Rows from a dataset
☆ ☆ ☆ ☆
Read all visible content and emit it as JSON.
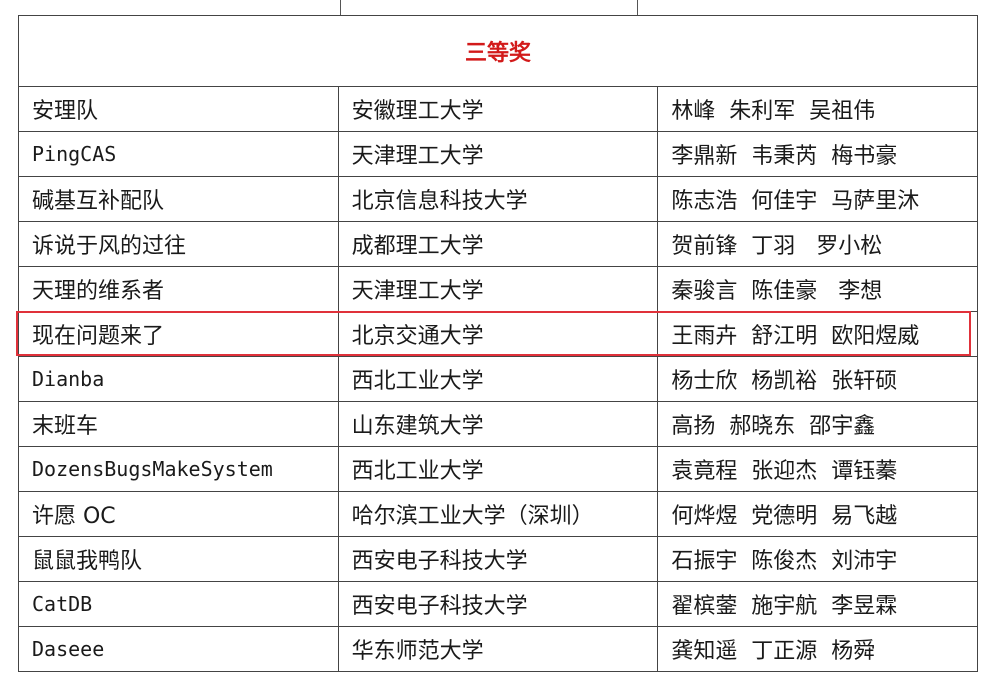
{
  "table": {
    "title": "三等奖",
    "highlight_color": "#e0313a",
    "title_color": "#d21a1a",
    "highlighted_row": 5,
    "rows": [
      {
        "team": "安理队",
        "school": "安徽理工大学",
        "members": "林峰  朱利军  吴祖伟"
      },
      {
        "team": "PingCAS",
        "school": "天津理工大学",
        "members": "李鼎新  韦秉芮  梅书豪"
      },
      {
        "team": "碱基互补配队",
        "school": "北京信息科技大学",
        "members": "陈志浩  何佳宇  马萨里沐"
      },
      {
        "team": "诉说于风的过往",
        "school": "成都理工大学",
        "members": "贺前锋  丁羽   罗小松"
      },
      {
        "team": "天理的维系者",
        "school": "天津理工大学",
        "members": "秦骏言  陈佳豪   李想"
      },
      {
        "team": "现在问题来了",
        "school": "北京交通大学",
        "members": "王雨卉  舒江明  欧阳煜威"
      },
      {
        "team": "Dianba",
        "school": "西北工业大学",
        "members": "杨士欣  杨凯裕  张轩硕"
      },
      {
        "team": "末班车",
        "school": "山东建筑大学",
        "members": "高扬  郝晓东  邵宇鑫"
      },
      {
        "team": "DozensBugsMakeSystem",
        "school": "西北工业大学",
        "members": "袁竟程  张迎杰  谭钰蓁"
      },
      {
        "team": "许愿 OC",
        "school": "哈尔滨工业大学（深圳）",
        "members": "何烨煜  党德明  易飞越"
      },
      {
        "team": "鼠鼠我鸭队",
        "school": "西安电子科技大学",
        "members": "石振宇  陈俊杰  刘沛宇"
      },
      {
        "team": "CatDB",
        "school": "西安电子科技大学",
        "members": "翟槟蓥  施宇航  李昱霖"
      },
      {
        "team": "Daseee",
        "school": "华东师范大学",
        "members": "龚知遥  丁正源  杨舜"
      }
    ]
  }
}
☆ ☆ ☆ ☆
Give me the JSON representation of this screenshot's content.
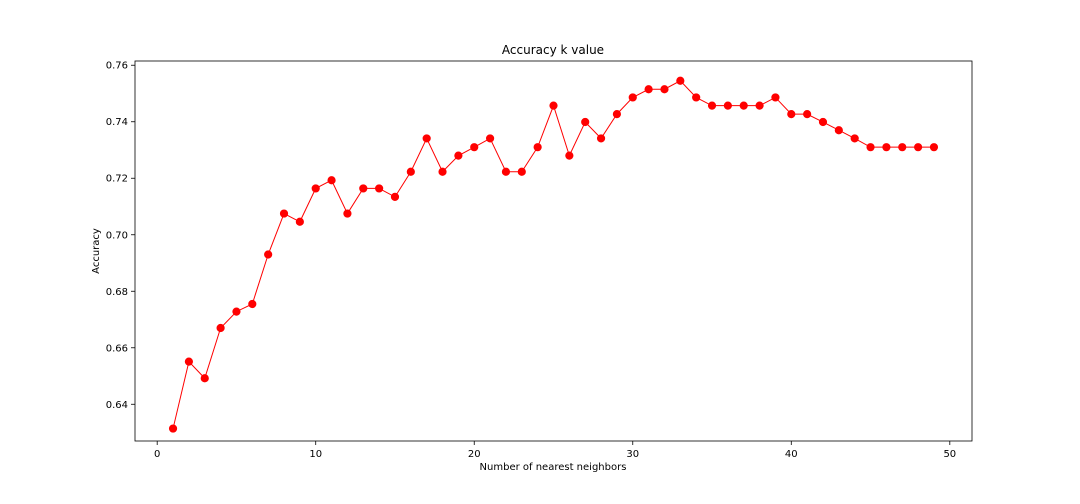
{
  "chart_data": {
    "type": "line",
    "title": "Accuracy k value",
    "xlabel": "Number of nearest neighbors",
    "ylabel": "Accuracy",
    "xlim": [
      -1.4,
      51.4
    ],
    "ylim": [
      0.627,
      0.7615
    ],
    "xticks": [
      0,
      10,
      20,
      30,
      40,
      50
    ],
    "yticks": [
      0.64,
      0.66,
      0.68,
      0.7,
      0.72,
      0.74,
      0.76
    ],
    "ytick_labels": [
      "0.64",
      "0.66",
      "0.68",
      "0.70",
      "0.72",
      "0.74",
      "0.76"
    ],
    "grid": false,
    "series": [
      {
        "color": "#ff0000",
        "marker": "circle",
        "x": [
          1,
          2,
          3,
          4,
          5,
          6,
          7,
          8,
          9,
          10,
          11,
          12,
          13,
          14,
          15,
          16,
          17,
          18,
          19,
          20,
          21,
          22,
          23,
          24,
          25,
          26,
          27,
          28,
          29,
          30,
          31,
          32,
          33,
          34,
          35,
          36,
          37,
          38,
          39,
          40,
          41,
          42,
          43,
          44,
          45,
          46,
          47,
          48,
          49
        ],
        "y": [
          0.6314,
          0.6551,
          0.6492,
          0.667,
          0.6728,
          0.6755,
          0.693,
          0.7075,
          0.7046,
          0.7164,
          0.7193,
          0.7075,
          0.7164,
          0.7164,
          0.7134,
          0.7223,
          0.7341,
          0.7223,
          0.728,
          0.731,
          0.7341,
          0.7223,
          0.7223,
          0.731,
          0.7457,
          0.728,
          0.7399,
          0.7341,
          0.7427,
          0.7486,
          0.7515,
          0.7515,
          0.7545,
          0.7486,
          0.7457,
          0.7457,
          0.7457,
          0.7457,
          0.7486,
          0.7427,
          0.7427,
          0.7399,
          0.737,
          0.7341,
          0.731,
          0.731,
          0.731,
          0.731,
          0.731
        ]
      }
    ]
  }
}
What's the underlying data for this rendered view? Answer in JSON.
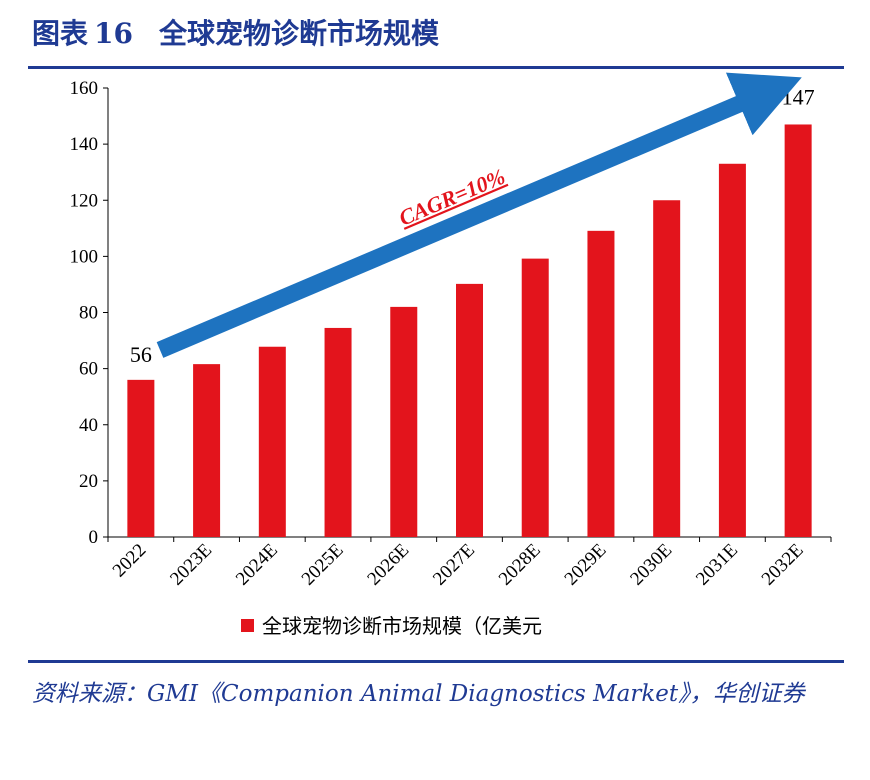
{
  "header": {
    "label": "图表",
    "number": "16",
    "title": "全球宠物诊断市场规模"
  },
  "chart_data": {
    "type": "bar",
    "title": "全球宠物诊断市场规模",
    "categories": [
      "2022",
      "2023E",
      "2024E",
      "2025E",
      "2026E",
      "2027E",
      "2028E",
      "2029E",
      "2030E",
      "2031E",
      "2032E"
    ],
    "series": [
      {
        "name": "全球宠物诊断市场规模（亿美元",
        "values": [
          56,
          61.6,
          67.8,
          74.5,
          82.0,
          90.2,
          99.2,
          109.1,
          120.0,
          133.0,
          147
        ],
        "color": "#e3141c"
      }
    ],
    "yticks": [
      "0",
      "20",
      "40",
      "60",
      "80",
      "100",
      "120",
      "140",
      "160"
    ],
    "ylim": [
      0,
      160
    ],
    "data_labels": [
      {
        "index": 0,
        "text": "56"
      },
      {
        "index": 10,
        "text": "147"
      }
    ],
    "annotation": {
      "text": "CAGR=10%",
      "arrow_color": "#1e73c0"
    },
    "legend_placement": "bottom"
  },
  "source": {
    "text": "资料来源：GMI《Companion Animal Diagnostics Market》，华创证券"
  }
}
☆ ☆ ☆ ☆
§ **Problem requirements**:
Extract every line that has the string "全球宠物诊断市场规模" in it.

§ **Task output**:
    "title": "全球宠物诊断市场规模"
    "title": "全球宠物诊断市场规模",
        "name": "全球宠物诊断市场规模（亿美元",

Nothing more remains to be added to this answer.